Data entries:

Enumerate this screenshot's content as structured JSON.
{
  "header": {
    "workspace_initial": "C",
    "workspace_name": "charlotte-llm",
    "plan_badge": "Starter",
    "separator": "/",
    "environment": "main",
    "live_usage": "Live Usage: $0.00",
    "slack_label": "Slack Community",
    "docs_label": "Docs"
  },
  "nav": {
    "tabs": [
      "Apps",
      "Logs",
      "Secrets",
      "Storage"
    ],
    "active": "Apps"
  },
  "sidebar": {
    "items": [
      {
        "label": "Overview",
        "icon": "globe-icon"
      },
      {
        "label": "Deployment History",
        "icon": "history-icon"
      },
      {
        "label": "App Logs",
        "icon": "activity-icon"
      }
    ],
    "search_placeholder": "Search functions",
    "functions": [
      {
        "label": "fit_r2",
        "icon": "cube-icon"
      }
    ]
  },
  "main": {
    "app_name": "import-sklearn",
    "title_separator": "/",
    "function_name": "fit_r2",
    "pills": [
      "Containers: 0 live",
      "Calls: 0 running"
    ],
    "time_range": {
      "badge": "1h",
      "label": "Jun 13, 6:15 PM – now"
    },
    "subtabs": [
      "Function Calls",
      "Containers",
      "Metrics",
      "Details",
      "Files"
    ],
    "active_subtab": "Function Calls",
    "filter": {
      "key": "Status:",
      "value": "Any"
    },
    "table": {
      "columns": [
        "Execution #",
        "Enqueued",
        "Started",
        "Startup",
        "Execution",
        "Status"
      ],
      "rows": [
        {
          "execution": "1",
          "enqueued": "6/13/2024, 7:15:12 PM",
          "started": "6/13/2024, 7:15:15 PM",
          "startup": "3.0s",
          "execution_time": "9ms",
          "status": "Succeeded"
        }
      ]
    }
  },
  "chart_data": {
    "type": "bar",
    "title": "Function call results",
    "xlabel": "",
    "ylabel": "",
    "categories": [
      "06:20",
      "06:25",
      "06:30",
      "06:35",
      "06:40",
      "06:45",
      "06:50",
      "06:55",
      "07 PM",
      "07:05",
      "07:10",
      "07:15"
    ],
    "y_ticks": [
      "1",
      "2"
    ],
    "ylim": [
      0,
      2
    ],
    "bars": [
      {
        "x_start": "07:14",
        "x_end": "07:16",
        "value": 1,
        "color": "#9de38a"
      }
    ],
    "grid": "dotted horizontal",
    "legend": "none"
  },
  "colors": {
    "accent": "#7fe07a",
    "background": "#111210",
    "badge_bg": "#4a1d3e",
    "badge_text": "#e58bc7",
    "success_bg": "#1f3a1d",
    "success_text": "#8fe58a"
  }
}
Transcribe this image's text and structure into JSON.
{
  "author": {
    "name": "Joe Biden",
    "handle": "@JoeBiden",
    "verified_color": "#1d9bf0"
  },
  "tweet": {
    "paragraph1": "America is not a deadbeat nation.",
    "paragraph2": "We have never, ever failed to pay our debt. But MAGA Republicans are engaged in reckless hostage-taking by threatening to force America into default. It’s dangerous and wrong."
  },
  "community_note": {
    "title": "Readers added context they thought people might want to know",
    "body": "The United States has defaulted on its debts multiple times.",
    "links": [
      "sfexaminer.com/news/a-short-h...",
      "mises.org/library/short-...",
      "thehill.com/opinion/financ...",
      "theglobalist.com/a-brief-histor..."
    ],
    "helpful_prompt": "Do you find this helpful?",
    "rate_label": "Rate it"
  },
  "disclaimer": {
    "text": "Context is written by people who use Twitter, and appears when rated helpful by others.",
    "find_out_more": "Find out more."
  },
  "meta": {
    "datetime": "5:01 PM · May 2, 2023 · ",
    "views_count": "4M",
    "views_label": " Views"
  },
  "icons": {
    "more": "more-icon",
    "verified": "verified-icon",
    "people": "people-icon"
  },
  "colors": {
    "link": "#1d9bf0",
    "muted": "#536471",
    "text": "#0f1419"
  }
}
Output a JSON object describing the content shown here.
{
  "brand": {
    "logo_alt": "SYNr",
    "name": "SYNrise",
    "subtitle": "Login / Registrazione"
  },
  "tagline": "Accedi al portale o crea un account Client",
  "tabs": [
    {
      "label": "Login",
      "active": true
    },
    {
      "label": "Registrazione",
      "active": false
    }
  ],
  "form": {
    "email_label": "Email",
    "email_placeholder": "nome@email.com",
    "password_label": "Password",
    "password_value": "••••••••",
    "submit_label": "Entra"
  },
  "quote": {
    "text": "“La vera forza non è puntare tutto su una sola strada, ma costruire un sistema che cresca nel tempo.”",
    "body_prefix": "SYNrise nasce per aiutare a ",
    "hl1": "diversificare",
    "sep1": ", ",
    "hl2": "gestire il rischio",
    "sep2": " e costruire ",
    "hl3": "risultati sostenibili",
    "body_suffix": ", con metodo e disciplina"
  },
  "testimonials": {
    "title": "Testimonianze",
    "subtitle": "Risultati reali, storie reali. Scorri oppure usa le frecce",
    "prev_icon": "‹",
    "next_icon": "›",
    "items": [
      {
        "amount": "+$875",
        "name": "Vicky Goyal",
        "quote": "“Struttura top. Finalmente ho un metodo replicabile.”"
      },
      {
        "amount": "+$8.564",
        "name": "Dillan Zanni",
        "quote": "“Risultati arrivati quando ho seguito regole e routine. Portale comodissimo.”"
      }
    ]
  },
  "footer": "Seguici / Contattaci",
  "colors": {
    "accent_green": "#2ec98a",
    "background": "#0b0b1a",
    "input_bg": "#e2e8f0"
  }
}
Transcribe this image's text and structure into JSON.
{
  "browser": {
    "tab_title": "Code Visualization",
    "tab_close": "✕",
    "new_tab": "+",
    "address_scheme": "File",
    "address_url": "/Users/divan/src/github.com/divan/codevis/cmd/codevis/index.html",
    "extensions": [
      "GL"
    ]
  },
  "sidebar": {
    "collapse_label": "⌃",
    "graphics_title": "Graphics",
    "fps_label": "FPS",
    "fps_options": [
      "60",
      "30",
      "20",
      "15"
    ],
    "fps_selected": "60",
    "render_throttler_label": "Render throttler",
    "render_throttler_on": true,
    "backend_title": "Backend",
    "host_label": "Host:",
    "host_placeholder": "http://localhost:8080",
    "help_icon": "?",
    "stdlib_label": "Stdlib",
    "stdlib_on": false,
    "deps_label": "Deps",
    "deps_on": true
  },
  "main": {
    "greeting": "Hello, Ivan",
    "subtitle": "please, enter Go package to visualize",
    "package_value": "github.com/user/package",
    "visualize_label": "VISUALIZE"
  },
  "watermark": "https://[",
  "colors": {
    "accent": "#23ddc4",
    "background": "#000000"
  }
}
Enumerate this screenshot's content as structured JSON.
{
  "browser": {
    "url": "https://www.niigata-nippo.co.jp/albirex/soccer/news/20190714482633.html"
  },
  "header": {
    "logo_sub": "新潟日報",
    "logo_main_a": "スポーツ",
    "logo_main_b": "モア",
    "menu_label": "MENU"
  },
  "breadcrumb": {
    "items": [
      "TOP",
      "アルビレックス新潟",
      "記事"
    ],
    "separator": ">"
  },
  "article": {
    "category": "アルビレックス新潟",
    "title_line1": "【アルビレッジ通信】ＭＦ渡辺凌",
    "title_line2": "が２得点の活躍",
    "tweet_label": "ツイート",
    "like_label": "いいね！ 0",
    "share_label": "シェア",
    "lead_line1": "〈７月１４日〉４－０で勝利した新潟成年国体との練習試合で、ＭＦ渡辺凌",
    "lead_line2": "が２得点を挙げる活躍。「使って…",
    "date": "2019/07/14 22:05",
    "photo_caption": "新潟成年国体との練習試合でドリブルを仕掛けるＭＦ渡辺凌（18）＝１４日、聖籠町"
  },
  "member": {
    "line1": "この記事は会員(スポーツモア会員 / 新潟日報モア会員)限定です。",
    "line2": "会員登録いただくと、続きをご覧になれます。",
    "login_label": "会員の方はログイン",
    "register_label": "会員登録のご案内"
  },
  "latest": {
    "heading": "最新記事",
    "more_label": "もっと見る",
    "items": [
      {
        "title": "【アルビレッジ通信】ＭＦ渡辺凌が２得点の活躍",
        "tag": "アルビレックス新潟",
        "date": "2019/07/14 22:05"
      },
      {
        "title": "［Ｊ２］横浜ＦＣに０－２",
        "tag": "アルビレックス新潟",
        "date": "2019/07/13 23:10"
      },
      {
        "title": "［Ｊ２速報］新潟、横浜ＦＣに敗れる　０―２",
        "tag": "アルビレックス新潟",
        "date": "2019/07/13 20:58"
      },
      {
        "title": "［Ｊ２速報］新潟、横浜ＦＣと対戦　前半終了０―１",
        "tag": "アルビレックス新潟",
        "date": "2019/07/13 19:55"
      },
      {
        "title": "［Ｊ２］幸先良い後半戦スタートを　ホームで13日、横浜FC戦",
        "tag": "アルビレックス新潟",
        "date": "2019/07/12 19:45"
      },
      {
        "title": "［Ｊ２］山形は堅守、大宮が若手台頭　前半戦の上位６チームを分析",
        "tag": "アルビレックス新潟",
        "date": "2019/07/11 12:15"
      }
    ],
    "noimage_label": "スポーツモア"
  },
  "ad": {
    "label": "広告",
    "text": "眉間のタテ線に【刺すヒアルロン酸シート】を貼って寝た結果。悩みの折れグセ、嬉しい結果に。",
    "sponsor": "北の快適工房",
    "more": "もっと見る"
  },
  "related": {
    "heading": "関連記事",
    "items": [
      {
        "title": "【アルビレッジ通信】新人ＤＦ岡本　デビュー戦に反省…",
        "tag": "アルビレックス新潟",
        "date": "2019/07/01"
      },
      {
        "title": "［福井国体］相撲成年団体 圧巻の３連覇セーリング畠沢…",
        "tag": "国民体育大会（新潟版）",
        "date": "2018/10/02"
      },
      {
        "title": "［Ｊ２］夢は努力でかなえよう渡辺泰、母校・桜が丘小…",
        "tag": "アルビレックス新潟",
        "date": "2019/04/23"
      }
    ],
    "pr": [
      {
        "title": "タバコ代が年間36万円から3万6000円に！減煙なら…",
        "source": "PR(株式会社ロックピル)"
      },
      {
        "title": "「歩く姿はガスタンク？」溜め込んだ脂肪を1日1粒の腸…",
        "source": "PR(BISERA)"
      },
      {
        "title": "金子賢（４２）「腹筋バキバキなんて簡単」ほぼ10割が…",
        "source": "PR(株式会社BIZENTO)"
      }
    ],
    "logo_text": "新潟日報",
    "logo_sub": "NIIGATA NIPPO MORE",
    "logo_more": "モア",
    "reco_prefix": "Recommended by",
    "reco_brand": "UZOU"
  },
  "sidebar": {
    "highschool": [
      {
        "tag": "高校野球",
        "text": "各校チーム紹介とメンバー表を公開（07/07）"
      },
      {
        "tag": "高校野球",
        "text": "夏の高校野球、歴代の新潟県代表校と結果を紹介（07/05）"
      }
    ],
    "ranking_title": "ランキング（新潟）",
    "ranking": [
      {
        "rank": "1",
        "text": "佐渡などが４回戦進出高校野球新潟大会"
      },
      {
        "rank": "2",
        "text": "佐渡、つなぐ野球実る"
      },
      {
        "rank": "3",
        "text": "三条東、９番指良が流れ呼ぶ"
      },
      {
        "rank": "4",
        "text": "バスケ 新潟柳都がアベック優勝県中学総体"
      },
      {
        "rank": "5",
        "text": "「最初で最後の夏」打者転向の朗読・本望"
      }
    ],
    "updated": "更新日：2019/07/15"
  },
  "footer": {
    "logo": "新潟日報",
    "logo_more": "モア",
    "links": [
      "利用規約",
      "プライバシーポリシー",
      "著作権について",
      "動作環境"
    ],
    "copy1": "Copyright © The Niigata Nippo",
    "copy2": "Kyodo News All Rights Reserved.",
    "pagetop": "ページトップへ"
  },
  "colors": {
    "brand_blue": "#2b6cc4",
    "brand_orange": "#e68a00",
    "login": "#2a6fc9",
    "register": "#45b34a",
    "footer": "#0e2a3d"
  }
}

**What needs to be done:** Gather each line that holds "アルビレッジ通信".

**Response:**
    "title_line1": "【アルビレッジ通信】ＭＦ渡辺凌",
        "title": "【アルビレッジ通信】ＭＦ渡辺凌が２得点の活躍",
        "title": "【アルビレッジ通信】新人ＤＦ岡本　デビュー戦に反省…",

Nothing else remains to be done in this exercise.